▽

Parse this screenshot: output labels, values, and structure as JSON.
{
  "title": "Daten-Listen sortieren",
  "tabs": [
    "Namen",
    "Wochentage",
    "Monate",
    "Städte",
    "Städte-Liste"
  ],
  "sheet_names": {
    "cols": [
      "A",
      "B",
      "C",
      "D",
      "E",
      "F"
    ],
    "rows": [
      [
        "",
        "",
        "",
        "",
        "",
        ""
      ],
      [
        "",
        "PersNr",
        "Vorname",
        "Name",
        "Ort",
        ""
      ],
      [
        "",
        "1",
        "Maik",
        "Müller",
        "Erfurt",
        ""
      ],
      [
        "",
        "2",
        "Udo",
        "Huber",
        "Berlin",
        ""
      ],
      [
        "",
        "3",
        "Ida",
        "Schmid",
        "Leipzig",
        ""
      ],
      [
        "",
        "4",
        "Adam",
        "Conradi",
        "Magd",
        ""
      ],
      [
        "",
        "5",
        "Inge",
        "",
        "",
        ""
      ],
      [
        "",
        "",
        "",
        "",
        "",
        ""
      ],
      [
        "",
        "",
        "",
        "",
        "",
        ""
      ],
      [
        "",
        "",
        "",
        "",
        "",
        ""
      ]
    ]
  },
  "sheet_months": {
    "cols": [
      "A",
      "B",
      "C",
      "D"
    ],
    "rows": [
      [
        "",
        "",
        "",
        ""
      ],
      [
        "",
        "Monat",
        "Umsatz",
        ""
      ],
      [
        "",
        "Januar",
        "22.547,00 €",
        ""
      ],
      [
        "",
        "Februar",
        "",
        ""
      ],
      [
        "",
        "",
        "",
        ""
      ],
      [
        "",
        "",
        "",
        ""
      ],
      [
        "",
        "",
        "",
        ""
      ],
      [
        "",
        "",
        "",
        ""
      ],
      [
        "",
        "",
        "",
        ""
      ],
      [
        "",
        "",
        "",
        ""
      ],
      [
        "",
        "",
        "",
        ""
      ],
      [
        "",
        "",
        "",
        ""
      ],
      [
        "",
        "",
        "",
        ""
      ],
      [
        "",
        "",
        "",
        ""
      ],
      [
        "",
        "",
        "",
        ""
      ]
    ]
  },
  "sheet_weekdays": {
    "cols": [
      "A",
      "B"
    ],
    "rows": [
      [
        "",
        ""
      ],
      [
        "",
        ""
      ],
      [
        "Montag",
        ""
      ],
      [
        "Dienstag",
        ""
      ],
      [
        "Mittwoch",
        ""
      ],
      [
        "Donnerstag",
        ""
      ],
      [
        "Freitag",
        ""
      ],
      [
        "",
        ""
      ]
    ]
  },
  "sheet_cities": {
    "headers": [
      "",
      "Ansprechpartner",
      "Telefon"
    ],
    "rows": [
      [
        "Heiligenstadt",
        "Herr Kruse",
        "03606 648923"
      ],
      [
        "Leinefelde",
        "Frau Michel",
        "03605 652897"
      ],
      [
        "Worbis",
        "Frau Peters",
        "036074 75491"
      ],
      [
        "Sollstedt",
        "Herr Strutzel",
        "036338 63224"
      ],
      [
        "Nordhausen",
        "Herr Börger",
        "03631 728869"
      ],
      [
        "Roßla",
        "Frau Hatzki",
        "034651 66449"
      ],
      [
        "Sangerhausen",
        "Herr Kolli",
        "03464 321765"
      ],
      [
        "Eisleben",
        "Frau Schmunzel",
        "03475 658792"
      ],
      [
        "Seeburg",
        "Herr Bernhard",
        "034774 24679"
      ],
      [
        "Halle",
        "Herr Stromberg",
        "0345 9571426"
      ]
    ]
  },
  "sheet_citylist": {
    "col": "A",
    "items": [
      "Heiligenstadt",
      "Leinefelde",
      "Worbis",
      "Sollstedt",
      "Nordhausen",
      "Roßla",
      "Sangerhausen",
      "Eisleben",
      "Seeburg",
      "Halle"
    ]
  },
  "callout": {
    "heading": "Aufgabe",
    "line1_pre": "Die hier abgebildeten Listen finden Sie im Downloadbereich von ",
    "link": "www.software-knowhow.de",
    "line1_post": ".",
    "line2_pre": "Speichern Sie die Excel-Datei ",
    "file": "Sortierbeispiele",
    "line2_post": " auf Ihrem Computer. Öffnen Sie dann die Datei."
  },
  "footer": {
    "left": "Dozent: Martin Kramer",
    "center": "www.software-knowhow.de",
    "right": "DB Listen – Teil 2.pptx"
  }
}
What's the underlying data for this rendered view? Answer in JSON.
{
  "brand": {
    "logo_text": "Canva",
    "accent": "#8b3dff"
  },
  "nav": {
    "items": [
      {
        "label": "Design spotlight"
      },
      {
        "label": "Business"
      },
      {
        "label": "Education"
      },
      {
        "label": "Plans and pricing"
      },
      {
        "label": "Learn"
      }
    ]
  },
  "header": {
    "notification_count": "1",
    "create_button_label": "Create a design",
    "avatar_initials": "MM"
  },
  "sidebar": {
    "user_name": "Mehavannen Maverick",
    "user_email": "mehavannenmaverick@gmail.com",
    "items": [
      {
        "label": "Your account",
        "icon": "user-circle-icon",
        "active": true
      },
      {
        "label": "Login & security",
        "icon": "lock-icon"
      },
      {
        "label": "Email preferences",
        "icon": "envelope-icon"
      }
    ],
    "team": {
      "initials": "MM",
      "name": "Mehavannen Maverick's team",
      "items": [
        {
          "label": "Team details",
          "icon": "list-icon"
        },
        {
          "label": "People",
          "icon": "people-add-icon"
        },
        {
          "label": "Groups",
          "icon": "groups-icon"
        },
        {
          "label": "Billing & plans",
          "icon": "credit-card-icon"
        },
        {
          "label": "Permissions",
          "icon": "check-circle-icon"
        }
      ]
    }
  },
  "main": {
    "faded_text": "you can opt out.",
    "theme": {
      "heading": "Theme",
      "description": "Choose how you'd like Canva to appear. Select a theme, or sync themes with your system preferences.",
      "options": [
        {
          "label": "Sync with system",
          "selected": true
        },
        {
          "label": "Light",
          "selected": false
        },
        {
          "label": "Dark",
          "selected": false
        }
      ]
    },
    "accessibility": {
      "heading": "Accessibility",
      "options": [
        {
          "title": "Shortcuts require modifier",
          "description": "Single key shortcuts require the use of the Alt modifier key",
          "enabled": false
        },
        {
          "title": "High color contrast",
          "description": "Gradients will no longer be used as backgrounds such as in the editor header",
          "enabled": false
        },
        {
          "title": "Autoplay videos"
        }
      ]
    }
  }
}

△

Brief: Pick out each line in the material containing "modifier".

Output for this task:
          "title": "Shortcuts require modifier",
          "description": "Single key shortcuts require the use of the Alt modifier key",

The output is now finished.